**Set problem:** Return every line below in which "YUMEKA" appears.

**Data entries:**
= = = =

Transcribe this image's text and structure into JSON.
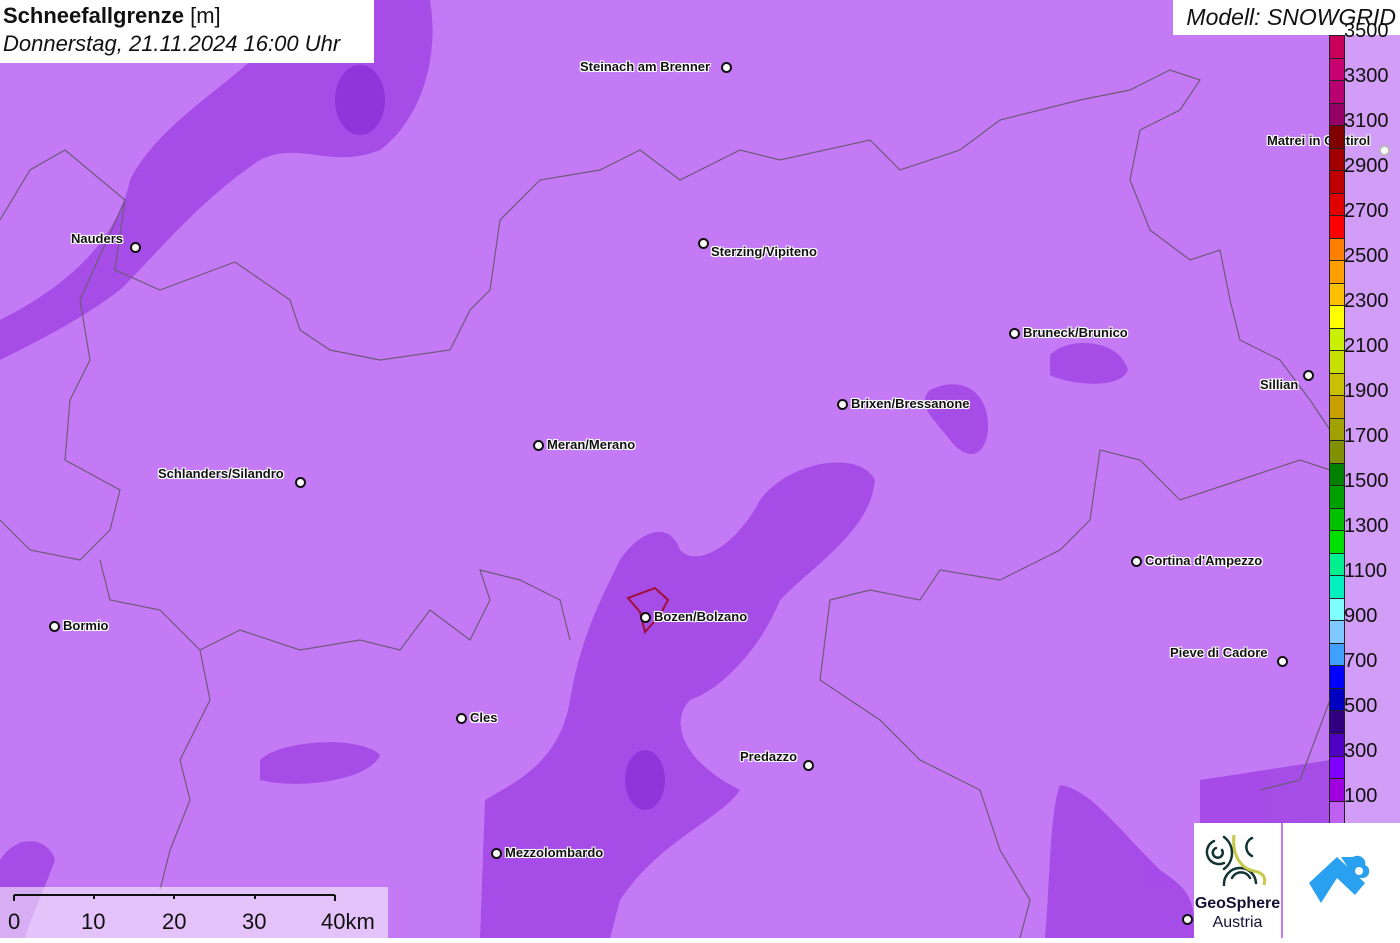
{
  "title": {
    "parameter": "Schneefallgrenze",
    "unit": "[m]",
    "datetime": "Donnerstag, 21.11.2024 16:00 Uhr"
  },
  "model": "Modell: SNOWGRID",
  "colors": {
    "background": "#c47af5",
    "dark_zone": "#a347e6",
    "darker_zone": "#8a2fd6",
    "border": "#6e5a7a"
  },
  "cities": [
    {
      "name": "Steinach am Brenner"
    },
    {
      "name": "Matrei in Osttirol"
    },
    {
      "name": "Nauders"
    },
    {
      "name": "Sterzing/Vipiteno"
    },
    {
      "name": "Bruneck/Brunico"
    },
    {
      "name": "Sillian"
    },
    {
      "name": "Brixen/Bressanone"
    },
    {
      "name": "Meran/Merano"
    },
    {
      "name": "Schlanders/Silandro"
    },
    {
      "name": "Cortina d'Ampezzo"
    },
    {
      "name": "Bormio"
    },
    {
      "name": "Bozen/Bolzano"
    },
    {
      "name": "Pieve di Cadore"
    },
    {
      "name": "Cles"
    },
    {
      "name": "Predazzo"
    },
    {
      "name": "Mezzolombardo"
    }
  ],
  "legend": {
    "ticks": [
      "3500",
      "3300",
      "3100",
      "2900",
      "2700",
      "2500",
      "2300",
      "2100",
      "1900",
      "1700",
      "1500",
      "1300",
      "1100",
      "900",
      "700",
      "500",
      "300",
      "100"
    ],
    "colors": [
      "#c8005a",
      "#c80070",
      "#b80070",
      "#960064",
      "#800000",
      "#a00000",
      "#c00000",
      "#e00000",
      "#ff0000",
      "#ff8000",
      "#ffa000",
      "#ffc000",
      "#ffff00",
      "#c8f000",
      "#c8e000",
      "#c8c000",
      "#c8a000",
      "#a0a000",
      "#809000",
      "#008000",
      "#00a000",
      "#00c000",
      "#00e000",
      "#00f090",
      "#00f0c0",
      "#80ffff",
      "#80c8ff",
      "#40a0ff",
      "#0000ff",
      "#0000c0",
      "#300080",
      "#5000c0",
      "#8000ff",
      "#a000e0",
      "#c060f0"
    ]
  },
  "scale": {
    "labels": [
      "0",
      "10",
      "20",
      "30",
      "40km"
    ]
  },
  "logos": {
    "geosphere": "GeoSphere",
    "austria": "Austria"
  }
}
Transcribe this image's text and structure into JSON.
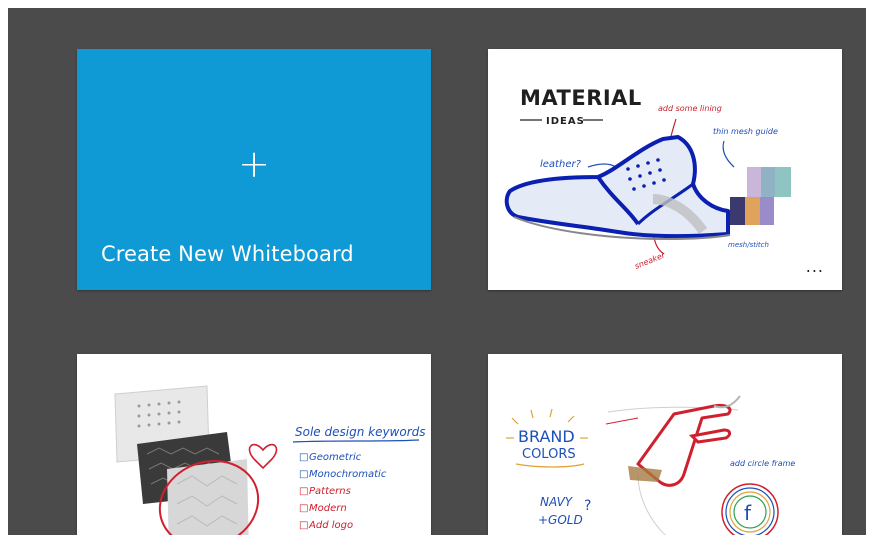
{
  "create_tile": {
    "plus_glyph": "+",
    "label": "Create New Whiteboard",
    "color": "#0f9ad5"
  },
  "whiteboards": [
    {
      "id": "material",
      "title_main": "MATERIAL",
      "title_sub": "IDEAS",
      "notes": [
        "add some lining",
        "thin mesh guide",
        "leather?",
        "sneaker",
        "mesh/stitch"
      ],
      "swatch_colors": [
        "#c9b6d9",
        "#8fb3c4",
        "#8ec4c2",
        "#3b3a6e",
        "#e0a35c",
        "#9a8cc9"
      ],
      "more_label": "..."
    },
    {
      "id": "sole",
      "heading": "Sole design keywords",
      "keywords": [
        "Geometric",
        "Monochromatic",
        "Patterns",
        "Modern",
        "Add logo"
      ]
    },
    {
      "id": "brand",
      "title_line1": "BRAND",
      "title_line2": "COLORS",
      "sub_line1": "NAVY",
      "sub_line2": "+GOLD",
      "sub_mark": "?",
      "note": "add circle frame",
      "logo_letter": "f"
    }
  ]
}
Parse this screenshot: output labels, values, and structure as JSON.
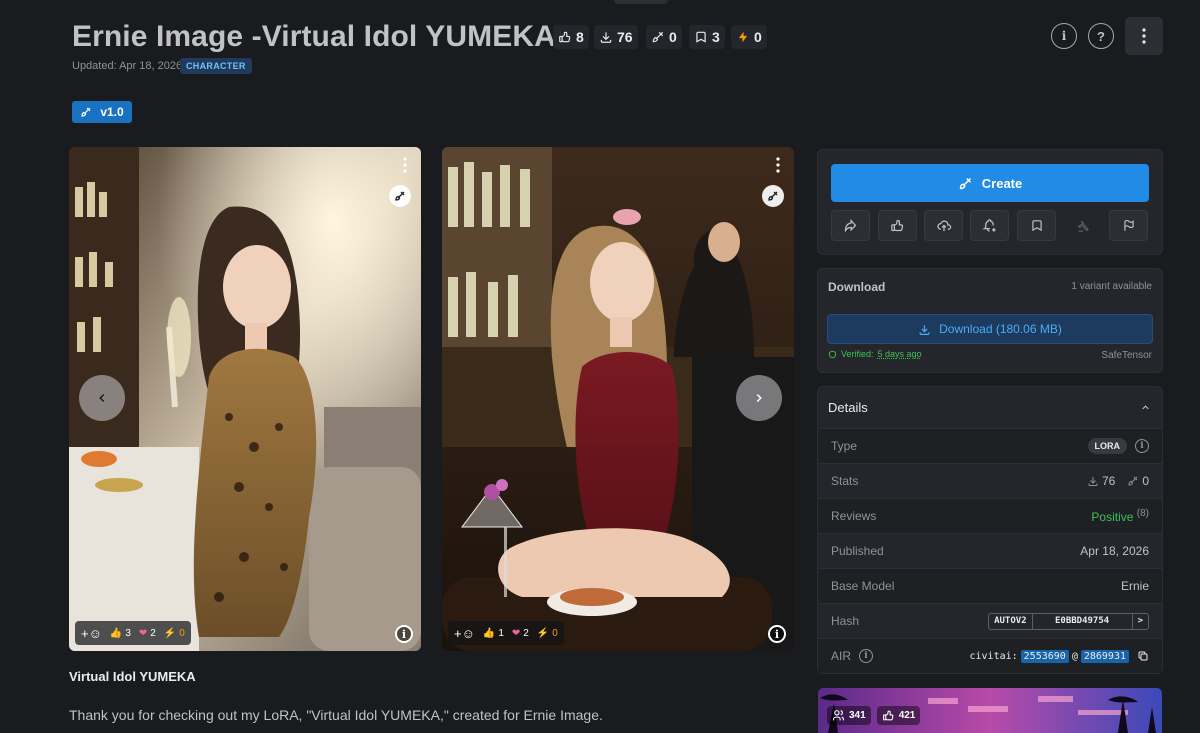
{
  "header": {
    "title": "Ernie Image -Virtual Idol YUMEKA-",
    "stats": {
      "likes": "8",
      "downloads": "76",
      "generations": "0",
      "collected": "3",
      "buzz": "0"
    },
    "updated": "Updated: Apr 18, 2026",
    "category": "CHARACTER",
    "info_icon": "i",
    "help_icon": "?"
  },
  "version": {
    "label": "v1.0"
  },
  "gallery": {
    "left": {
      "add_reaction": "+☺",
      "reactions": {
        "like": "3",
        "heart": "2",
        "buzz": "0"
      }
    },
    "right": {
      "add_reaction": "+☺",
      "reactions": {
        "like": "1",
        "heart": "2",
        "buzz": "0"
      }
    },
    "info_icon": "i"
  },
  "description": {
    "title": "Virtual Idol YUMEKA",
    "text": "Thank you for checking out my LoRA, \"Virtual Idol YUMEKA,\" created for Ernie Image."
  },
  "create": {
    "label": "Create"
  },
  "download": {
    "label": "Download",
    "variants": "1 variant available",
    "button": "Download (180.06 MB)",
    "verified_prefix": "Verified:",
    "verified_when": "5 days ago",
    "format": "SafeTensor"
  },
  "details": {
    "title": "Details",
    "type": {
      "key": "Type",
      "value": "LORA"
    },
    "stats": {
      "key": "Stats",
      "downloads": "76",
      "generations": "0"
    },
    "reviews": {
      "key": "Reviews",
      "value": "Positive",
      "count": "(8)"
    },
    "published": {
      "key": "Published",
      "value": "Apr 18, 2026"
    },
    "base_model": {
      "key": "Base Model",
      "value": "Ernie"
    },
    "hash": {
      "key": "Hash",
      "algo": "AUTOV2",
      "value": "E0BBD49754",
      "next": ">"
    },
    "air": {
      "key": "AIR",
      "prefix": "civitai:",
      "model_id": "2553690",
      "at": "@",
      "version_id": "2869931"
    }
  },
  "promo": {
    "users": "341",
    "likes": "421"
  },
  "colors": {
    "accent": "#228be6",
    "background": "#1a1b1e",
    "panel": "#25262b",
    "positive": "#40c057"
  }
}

= = = =

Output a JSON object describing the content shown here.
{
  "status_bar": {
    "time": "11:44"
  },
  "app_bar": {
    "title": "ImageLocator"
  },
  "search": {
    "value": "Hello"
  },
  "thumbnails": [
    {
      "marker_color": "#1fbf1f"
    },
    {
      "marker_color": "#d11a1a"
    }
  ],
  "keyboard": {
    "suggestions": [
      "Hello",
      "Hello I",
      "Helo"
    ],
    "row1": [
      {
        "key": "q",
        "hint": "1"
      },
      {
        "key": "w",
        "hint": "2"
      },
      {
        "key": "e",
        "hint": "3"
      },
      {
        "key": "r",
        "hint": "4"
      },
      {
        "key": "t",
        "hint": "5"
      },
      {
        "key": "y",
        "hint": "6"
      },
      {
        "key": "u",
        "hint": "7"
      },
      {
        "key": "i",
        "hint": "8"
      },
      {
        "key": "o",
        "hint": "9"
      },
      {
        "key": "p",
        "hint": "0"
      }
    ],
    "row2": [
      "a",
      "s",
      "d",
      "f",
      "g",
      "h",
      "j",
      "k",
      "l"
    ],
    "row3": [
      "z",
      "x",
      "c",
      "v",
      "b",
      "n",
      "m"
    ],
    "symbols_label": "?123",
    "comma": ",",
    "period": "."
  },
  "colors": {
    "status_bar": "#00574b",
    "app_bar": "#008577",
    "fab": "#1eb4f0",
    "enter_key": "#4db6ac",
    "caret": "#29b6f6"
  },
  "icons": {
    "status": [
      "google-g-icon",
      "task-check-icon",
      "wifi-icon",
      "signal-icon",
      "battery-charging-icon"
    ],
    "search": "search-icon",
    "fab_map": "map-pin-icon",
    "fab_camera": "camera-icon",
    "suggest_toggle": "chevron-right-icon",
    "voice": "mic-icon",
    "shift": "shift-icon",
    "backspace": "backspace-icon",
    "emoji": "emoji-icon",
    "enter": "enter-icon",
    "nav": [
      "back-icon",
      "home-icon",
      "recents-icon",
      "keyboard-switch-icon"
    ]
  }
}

= = = =

**Final answer:**
    "title": "Ernie Image -Virtual Idol YUMEKA-",
    "title": "Virtual Idol YUMEKA",
    "text": "Thank you for checking out my LoRA, \"Virtual Idol YUMEKA,\" created for Ernie Image."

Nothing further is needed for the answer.